Go through the material below and report how many lines contain "somu". Give only the number.
##### Records for this task
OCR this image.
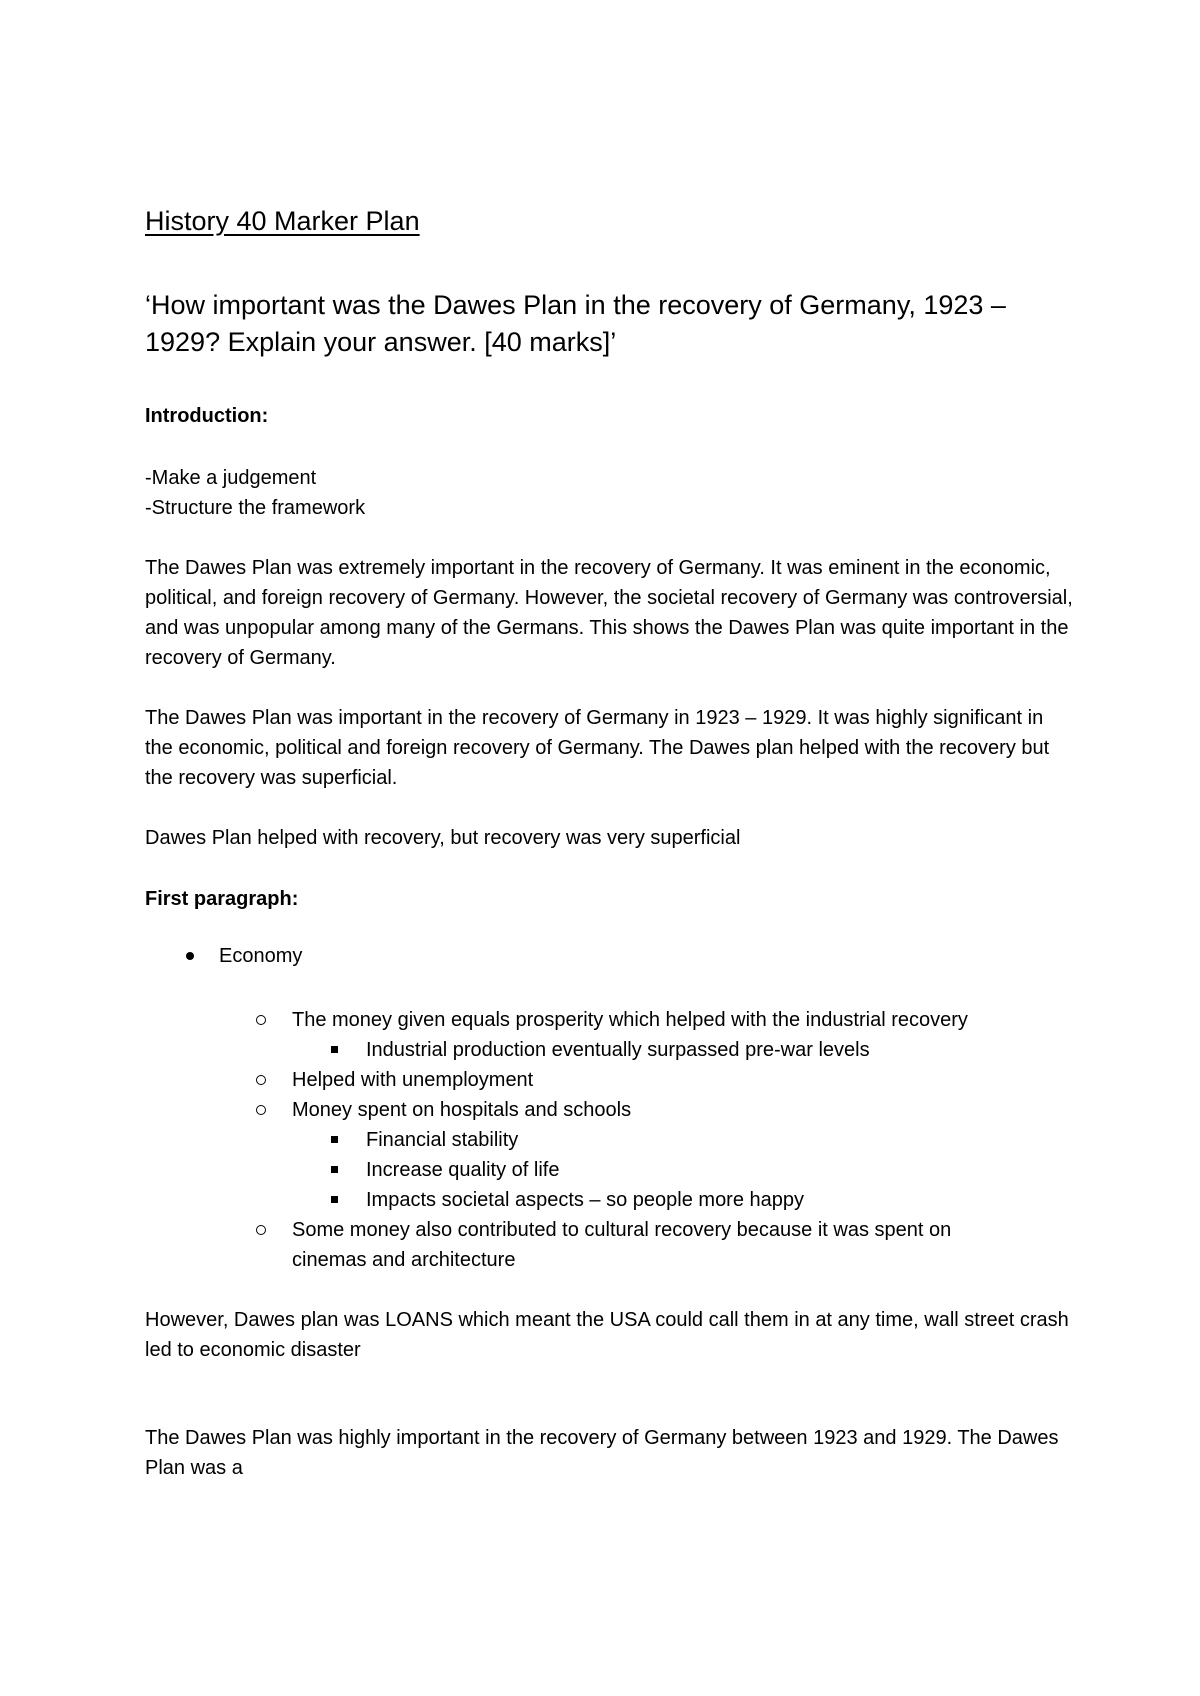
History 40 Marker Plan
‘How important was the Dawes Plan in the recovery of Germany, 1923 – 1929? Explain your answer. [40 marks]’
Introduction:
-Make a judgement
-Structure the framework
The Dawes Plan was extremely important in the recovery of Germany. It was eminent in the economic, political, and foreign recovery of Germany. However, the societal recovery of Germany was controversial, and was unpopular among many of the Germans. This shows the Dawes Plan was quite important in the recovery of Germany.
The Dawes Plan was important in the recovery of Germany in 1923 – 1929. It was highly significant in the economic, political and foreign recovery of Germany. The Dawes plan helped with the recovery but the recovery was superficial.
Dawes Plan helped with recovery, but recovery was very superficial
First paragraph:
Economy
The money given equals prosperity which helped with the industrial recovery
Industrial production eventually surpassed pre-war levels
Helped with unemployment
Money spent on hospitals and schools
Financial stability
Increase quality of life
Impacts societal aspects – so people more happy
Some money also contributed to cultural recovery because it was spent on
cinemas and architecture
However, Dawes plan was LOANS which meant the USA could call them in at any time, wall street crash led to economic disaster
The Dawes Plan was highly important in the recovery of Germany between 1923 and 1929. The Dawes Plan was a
##########
##### Records for this task
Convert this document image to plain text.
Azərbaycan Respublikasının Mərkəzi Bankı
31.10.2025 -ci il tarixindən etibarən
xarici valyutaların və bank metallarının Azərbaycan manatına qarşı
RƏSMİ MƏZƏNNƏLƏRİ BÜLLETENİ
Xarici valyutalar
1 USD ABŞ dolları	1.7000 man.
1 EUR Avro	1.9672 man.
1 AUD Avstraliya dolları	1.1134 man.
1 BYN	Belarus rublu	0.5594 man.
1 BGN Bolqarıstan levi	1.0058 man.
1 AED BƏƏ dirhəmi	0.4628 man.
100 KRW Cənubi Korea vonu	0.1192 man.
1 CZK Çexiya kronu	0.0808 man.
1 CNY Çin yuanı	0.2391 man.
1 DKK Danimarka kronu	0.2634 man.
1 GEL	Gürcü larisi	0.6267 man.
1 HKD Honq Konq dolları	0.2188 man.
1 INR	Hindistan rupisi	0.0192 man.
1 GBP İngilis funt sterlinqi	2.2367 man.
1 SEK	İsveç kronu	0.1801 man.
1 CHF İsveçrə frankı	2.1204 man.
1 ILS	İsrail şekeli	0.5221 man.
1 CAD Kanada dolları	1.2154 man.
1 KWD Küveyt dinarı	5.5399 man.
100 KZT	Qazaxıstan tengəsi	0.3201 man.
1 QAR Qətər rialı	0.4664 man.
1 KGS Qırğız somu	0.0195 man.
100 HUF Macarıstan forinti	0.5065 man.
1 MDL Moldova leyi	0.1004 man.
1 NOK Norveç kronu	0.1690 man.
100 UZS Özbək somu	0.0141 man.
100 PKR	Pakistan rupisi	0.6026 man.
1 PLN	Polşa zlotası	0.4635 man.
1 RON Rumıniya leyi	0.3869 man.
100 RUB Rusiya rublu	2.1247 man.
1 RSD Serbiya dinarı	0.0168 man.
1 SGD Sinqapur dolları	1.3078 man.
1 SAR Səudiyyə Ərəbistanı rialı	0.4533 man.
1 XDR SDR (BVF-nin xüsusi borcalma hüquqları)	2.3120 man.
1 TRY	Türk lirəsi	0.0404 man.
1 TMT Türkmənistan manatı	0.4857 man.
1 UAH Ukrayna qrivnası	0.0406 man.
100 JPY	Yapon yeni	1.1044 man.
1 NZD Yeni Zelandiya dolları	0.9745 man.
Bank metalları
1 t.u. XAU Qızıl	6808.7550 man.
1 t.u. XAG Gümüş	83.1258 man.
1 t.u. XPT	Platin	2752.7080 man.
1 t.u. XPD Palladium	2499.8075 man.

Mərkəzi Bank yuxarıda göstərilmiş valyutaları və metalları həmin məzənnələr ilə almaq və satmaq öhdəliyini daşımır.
##########
##### Records for this task
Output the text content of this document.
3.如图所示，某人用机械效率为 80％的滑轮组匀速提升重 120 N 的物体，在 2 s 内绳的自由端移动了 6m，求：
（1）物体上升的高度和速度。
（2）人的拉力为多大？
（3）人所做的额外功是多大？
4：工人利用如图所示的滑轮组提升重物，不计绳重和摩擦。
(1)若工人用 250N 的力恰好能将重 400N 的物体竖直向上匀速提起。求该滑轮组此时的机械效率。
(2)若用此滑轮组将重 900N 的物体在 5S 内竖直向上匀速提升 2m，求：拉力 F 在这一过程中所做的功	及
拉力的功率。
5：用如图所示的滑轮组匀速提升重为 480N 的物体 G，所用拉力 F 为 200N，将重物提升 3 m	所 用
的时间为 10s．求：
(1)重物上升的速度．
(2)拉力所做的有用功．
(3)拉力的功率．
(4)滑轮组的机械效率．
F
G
##########
▶ Correct response:
2